REQUIRED TASKS —
**a.** Which findings does the No Wedding No Womb excerpt attribute to David Popenoe's "Life Without Father"? List all of them.
**b.** From the No Wedding No Womb excerpt, set down word for word the passage from "Before anyone gets" up to and including "of the way.".

TEXT EXCERPT —
-- begin --

If this sounds to you like an idea unlikely to garner either strong opposition or passionate support, then you're in for a surprise. NWNW has inspired controversy from the very start, with seemingly every Black woman in social media weighing in with either support or disdain. Even NPR has covered this story.

To listen to Karazin and (some of) her followers (it's complicated because even the NWNW camp has plenty of different opinions), the No Wedding No Womb movement is all about the children. The NWNW website clearly states that it is not an abstinence program but a movement "directed to the black community to take action against the rampant births of children who are born without physical, financial and emotional protection. It is a call for accountability for both MEN and WOMEN to be mindful of the huge responsibility and privilege they have when bringing a child into the world." Karazin argues that the movement is sorely needed because of the 72% out of wedlock birthrate in the black community. This is especially problematic, argues Karazin, because it means that a lot of Black kids will grow up without fathers, which is troubling because growing up without a father is a risk factor for violent crime. Karazin cites David Popenoe, who, in "Life Without Father" (written in 1996), cited research showing that

  • 60 percent of America's rapists came from fatherless homes
  • 72 percent of adolescent murderers grew up without a father
  • 70 percent of long-term prison inmates are fatherless.

These and other data are persuasive. Though many single Black moms are adequately and capably supported by extended family and friend networks, it is also true that many single, Black moms (like many single White moms) struggle financially and in other ways. Kids from these families struggle too, and not just in terms of violent crime. From a purely empirical perspective, there is little doubt that two-parent families are better for children.

And yet, the NWNW movement troubles me in a variety of ways.

Before anyone gets a different impression, I am not against No Wedding No Womb (NWNW). I want everyone to have as much choice in their life as possible (as long as it does not interfere with safety or other people's choice), so if Black women, or women in general, or white men for that matter, want to rally around abstinence or safe sex or interracial relationships (all of which have been used to describe NWNW) or just plain marriage, then I generally try to either be supportive or get out of the way.

And yet, I can't.

One problem is that because Karazin runs a site about interracial relationships (Beyond Black and White), NWNW seemed to initially mostly target Black women interested in interracial relationships. Karazin and others have worked hard to clear up this "misunderstanding". The movement targets all Black women, they explain, and it is not against Black men. This is in the FAQ. And I believe it. And yet, there's still a lingering sense of paternalism about a movement in which some (often more educated) women (and some men) tell other (usually less educated) women how to live their lives, as though women who have children out of wedlock did so because they were not smart enough to figure out that it wasn't a good idea, as though being told (by the media) that it isn't a good idea is now going to persuade them to change their ways.

But my main concern isn't that NWNW isn't going to work, it's that it will work, not much but just enough for more money to be spent and an entire PR campaign to be developed for the purpose of persuading Black women to not have children out of marriage. I'm concerned because I'd really much rather that all the energy that went into creating and publicizing the NWNW movement would have been spent on social change.

-- end --

SUPPLIED MATERIAL —
-- begin --

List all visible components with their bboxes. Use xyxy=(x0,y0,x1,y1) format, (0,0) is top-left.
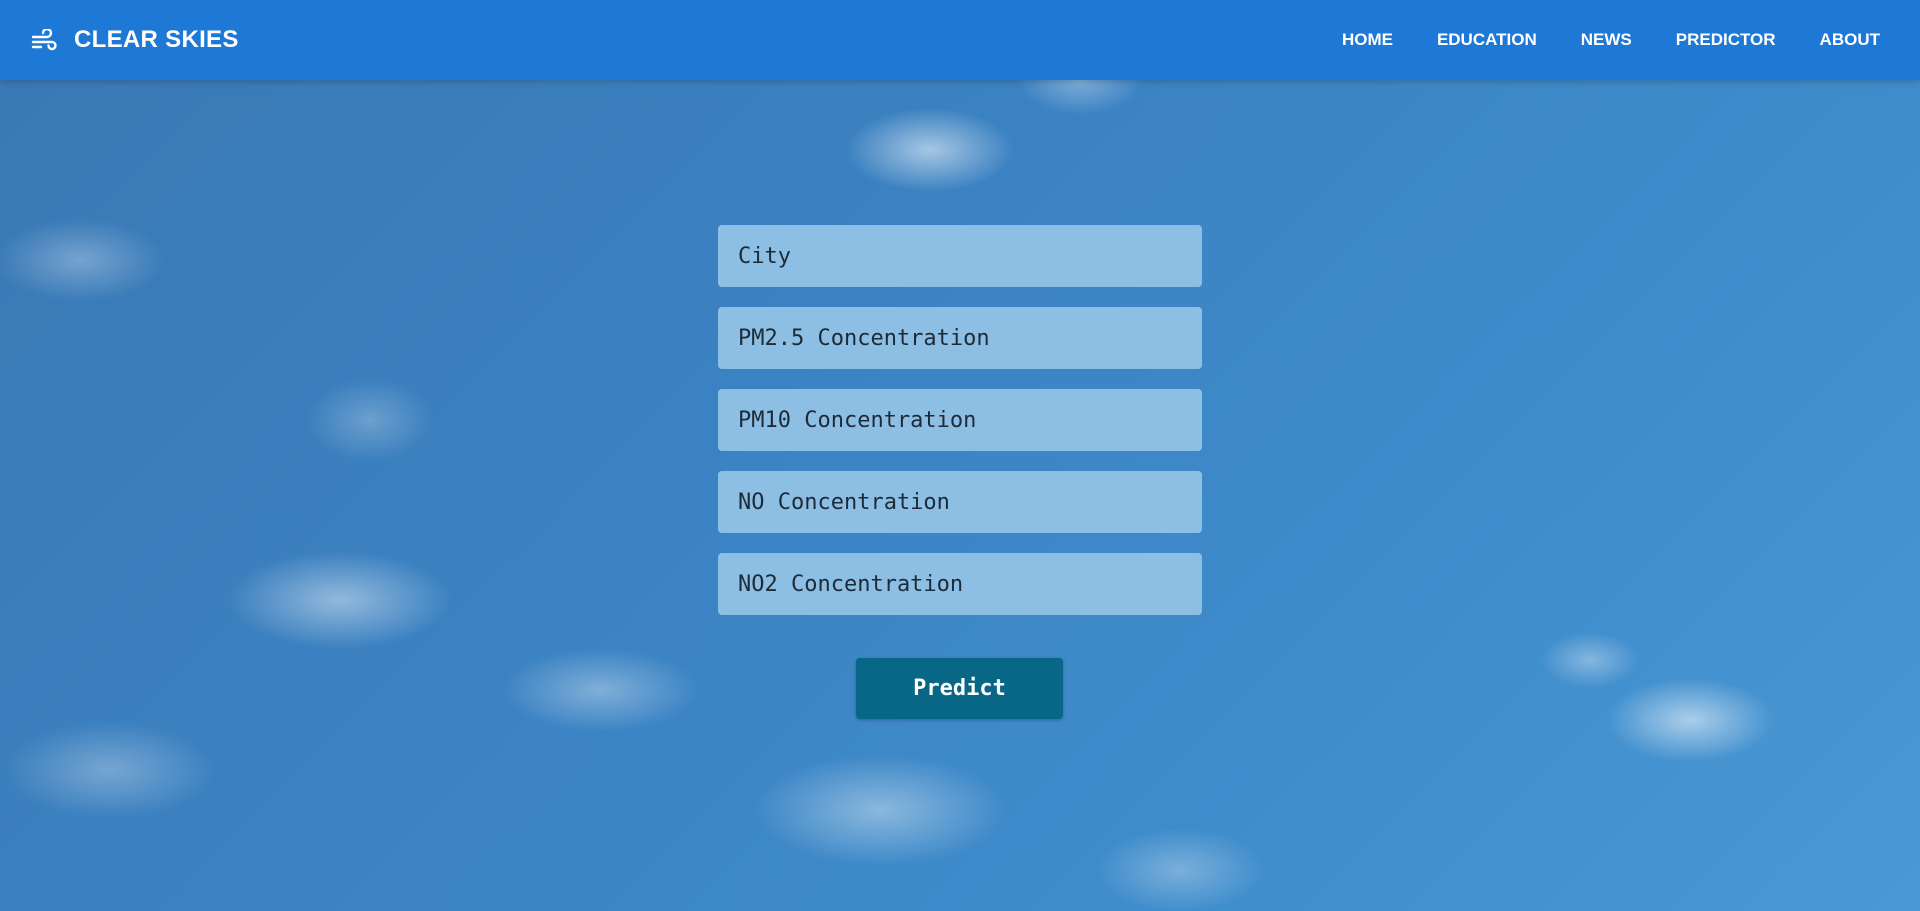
top-navbar: CLEAR SKIES HOME EDUCATION NEWS PREDICTO… xyxy=(0,0,1920,80)
pm10-input[interactable] xyxy=(718,389,1202,451)
nav-link-education[interactable]: EDUCATION xyxy=(1437,30,1537,50)
pm25-input[interactable] xyxy=(718,307,1202,369)
predict-button[interactable]: Predict xyxy=(856,658,1063,719)
nav-link-about[interactable]: ABOUT xyxy=(1820,30,1880,50)
city-input[interactable] xyxy=(718,225,1202,287)
brand-link[interactable]: CLEAR SKIES xyxy=(30,0,239,80)
no2-input[interactable] xyxy=(718,553,1202,615)
nav-link-predictor[interactable]: PREDICTOR xyxy=(1676,30,1776,50)
nav-links: HOME EDUCATION NEWS PREDICTOR ABOUT xyxy=(1298,0,1880,80)
wind-icon xyxy=(30,26,58,54)
brand-name: CLEAR SKIES xyxy=(74,26,239,53)
nav-link-news[interactable]: NEWS xyxy=(1581,30,1632,50)
predictor-form xyxy=(718,225,1202,635)
nav-link-home[interactable]: HOME xyxy=(1342,30,1393,50)
no-input[interactable] xyxy=(718,471,1202,533)
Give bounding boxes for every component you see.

-- end --

FINAL ANSWERS —
**a.**
- 60 percent of America's rapists came from fatherless homes
- 72 percent of adolescent murderers grew up without a father
- 70 percent of long-term prison inmates are fatherless

**b.**
Before anyone gets a different impression, I am not against No Wedding No Womb (NWNW). I want everyone to have as much choice in their life as possible (as long as it does not interfere with safety or other people's choice), so if Black women, or women in general, or white men for that matter, want to rally around abstinence or safe sex or interracial relationships (all of which have been used to describe NWNW) or just plain marriage, then I generally try to either be supportive or get out of the way.